* **YOUR INSTRUCTIONS**
Repeat each line exactly, leaving nothing out.

Part of a data file:
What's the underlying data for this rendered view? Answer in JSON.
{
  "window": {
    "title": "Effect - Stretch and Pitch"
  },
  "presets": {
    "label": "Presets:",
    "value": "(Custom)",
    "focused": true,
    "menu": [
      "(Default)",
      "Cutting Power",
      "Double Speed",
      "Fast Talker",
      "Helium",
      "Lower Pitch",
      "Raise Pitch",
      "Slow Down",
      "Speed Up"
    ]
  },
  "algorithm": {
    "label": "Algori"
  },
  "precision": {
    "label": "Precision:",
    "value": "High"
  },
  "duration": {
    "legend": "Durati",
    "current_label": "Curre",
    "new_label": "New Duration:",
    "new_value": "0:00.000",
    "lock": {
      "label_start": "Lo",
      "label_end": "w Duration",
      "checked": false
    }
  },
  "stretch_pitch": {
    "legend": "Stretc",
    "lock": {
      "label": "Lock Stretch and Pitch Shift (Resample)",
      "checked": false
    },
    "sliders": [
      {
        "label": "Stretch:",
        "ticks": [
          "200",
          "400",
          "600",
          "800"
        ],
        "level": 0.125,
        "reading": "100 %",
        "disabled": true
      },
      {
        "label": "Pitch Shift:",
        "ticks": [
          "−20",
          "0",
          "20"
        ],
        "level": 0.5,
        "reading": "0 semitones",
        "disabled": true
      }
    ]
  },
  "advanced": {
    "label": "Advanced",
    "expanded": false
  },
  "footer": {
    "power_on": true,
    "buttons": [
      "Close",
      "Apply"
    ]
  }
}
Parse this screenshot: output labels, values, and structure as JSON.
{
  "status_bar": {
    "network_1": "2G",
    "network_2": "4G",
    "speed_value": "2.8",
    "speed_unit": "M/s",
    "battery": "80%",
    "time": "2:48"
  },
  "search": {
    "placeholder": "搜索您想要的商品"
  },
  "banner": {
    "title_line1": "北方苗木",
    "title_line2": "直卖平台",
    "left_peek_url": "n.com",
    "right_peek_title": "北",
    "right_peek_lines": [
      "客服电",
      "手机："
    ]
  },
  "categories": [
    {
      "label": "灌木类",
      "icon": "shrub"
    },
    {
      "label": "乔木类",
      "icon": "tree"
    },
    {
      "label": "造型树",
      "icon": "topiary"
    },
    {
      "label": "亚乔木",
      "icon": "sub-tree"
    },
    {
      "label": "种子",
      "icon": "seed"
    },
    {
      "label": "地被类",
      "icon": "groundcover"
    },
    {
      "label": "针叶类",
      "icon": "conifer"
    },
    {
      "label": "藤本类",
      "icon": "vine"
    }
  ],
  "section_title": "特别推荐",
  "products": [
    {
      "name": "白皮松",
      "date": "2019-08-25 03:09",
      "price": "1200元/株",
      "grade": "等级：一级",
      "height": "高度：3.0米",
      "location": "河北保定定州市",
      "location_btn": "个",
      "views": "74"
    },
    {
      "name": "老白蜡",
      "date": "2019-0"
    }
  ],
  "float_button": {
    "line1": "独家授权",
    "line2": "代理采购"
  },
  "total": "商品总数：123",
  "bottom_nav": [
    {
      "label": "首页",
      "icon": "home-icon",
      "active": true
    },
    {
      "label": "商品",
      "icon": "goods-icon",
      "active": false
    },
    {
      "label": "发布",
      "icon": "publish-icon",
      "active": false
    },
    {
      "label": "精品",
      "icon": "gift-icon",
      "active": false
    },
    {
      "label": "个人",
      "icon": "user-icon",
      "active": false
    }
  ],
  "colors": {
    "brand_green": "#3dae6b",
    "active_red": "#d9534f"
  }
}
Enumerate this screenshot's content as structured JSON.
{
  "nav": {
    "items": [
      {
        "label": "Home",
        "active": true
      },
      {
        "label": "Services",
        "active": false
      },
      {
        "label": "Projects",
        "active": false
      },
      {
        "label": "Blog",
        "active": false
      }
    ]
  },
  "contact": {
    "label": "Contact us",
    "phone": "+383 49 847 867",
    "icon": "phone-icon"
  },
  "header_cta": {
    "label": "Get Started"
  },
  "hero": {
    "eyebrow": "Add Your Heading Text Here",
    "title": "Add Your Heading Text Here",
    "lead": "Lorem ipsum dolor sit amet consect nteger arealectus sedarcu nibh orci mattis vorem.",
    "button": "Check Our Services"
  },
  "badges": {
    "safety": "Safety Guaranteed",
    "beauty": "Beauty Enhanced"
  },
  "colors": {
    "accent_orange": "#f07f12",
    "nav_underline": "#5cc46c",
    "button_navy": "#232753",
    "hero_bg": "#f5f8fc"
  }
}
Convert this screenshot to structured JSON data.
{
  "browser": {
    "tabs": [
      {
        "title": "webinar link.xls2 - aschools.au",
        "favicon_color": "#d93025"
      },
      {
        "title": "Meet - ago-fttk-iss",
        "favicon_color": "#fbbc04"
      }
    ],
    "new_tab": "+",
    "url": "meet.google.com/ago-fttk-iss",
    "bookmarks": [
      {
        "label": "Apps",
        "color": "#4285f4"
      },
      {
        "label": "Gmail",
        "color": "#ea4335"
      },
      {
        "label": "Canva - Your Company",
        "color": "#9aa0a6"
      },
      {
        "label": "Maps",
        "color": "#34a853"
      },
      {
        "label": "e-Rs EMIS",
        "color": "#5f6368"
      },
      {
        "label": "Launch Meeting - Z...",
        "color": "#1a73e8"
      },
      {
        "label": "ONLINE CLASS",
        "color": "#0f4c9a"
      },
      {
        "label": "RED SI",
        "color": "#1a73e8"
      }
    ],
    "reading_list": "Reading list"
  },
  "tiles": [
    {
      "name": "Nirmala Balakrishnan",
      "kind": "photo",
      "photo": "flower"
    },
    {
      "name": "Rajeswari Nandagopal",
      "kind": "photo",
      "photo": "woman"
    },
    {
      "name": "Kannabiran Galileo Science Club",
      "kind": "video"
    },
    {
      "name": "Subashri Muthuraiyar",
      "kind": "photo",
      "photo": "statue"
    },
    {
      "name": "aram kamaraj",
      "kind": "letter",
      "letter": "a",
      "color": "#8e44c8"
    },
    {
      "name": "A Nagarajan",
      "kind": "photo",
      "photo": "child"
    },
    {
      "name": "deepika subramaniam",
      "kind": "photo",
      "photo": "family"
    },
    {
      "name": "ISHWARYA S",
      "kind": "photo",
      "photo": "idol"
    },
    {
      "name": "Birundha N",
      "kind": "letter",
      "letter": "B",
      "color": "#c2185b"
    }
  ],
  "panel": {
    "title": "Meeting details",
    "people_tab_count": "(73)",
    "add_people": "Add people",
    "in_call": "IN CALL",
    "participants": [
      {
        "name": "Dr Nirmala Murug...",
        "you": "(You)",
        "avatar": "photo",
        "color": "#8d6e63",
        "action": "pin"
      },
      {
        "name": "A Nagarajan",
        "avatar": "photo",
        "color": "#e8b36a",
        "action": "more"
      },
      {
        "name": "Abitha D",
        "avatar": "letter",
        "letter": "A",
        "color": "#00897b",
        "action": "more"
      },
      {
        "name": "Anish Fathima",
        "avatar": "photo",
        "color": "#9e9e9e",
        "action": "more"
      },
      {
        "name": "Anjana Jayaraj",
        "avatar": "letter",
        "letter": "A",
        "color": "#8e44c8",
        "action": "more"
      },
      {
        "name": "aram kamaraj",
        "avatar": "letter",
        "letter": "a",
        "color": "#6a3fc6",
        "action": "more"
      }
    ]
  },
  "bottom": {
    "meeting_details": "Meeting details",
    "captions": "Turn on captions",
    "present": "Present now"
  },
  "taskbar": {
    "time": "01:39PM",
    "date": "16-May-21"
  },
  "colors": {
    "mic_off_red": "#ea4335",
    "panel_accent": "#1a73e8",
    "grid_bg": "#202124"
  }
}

* **EXERCISE ANSWER**
What's the underlying data for this rendered view? Answer in JSON.
{
  "window": {
    "title": "Effect - Stretch and Pitch"
  },
  "presets": {
    "label": "Presets:",
    "value": "(Custom)",
    "focused": true,
    "menu": [
      "(Default)",
      "Cutting Power",
      "Double Speed",
      "Fast Talker",
      "Helium",
      "Lower Pitch",
      "Raise Pitch",
      "Slow Down",
      "Speed Up"
    ]
  },
  "algorithm": {
    "label": "Algori"
  },
  "precision": {
    "label": "Precision:",
    "value": "High"
  },
  "duration": {
    "legend": "Durati",
    "current_label": "Curre",
    "new_label": "New Duration:",
    "new_value": "0:00.000",
    "lock": {
      "label_start": "Lo",
      "label_end": "w Duration",
      "checked": false
    }
  },
  "stretch_pitch": {
    "legend": "Stretc",
    "lock": {
      "label": "Lock Stretch and Pitch Shift (Resample)",
      "checked": false
    },
    "sliders": [
      {
        "label": "Stretch:",
        "ticks": [
          "200",
          "400",
          "600",
          "800"
        ],
        "level": 0.125,
        "reading": "100 %",
        "disabled": true
      },
      {
        "label": "Pitch Shift:",
        "ticks": [
          "−20",
          "0",
          "20"
        ],
        "level": 0.5,
        "reading": "0 semitones",
        "disabled": true
      }
    ]
  },
  "advanced": {
    "label": "Advanced",
    "expanded": false
  },
  "footer": {
    "power_on": true,
    "buttons": [
      "Close",
      "Apply"
    ]
  }
}
Parse this screenshot: output labels, values, and structure as JSON.
{
  "status_bar": {
    "network_1": "2G",
    "network_2": "4G",
    "speed_value": "2.8",
    "speed_unit": "M/s",
    "battery": "80%",
    "time": "2:48"
  },
  "search": {
    "placeholder": "搜索您想要的商品"
  },
  "banner": {
    "title_line1": "北方苗木",
    "title_line2": "直卖平台",
    "left_peek_url": "n.com",
    "right_peek_title": "北",
    "right_peek_lines": [
      "客服电",
      "手机："
    ]
  },
  "categories": [
    {
      "label": "灌木类",
      "icon": "shrub"
    },
    {
      "label": "乔木类",
      "icon": "tree"
    },
    {
      "label": "造型树",
      "icon": "topiary"
    },
    {
      "label": "亚乔木",
      "icon": "sub-tree"
    },
    {
      "label": "种子",
      "icon": "seed"
    },
    {
      "label": "地被类",
      "icon": "groundcover"
    },
    {
      "label": "针叶类",
      "icon": "conifer"
    },
    {
      "label": "藤本类",
      "icon": "vine"
    }
  ],
  "section_title": "特别推荐",
  "products": [
    {
      "name": "白皮松",
      "date": "2019-08-25 03:09",
      "price": "1200元/株",
      "grade": "等级：一级",
      "height": "高度：3.0米",
      "location": "河北保定定州市",
      "location_btn": "个",
      "views": "74"
    },
    {
      "name": "老白蜡",
      "date": "2019-0"
    }
  ],
  "float_button": {
    "line1": "独家授权",
    "line2": "代理采购"
  },
  "total": "商品总数：123",
  "bottom_nav": [
    {
      "label": "首页",
      "icon": "home-icon",
      "active": true
    },
    {
      "label": "商品",
      "icon": "goods-icon",
      "active": false
    },
    {
      "label": "发布",
      "icon": "publish-icon",
      "active": false
    },
    {
      "label": "精品",
      "icon": "gift-icon",
      "active": false
    },
    {
      "label": "个人",
      "icon": "user-icon",
      "active": false
    }
  ],
  "colors": {
    "brand_green": "#3dae6b",
    "active_red": "#d9534f"
  }
}
Enumerate this screenshot's content as structured JSON.
{
  "nav": {
    "items": [
      {
        "label": "Home",
        "active": true
      },
      {
        "label": "Services",
        "active": false
      },
      {
        "label": "Projects",
        "active": false
      },
      {
        "label": "Blog",
        "active": false
      }
    ]
  },
  "contact": {
    "label": "Contact us",
    "phone": "+383 49 847 867",
    "icon": "phone-icon"
  },
  "header_cta": {
    "label": "Get Started"
  },
  "hero": {
    "eyebrow": "Add Your Heading Text Here",
    "title": "Add Your Heading Text Here",
    "lead": "Lorem ipsum dolor sit amet consect nteger arealectus sedarcu nibh orci mattis vorem.",
    "button": "Check Our Services"
  },
  "badges": {
    "safety": "Safety Guaranteed",
    "beauty": "Beauty Enhanced"
  },
  "colors": {
    "accent_orange": "#f07f12",
    "nav_underline": "#5cc46c",
    "button_navy": "#232753",
    "hero_bg": "#f5f8fc"
  }
}
Convert this screenshot to structured JSON data.
{
  "browser": {
    "tabs": [
      {
        "title": "webinar link.xls2 - aschools.au",
        "favicon_color": "#d93025"
      },
      {
        "title": "Meet - ago-fttk-iss",
        "favicon_color": "#fbbc04"
      }
    ],
    "new_tab": "+",
    "url": "meet.google.com/ago-fttk-iss",
    "bookmarks": [
      {
        "label": "Apps",
        "color": "#4285f4"
      },
      {
        "label": "Gmail",
        "color": "#ea4335"
      },
      {
        "label": "Canva - Your Company",
        "color": "#9aa0a6"
      },
      {
        "label": "Maps",
        "color": "#34a853"
      },
      {
        "label": "e-Rs EMIS",
        "color": "#5f6368"
      },
      {
        "label": "Launch Meeting - Z...",
        "color": "#1a73e8"
      },
      {
        "label": "ONLINE CLASS",
        "color": "#0f4c9a"
      },
      {
        "label": "RED SI",
        "color": "#1a73e8"
      }
    ],
    "reading_list": "Reading list"
  },
  "tiles": [
    {
      "name": "Nirmala Balakrishnan",
      "kind": "photo",
      "photo": "flower"
    },
    {
      "name": "Rajeswari Nandagopal",
      "kind": "photo",
      "photo": "woman"
    },
    {
      "name": "Kannabiran Galileo Science Club",
      "kind": "video"
    },
    {
      "name": "Subashri Muthuraiyar",
      "kind": "photo",
      "photo": "statue"
    },
    {
      "name": "aram kamaraj",
      "kind": "letter",
      "letter": "a",
      "color": "#8e44c8"
    },
    {
      "name": "A Nagarajan",
      "kind": "photo",
      "photo": "child"
    },
    {
      "name": "deepika subramaniam",
      "kind": "photo",
      "photo": "family"
    },
    {
      "name": "ISHWARYA S",
      "kind": "photo",
      "photo": "idol"
    },
    {
      "name": "Birundha N",
      "kind": "letter",
      "letter": "B",
      "color": "#c2185b"
    }
  ],
  "panel": {
    "title": "Meeting details",
    "people_tab_count": "(73)",
    "add_people": "Add people",
    "in_call": "IN CALL",
    "participants": [
      {
        "name": "Dr Nirmala Murug...",
        "you": "(You)",
        "avatar": "photo",
        "color": "#8d6e63",
        "action": "pin"
      },
      {
        "name": "A Nagarajan",
        "avatar": "photo",
        "color": "#e8b36a",
        "action": "more"
      },
      {
        "name": "Abitha D",
        "avatar": "letter",
        "letter": "A",
        "color": "#00897b",
        "action": "more"
      },
      {
        "name": "Anish Fathima",
        "avatar": "photo",
        "color": "#9e9e9e",
        "action": "more"
      },
      {
        "name": "Anjana Jayaraj",
        "avatar": "letter",
        "letter": "A",
        "color": "#8e44c8",
        "action": "more"
      },
      {
        "name": "aram kamaraj",
        "avatar": "letter",
        "letter": "a",
        "color": "#6a3fc6",
        "action": "more"
      }
    ]
  },
  "bottom": {
    "meeting_details": "Meeting details",
    "captions": "Turn on captions",
    "present": "Present now"
  },
  "taskbar": {
    "time": "01:39PM",
    "date": "16-May-21"
  },
  "colors": {
    "mic_off_red": "#ea4335",
    "panel_accent": "#1a73e8",
    "grid_bg": "#202124"
  }
}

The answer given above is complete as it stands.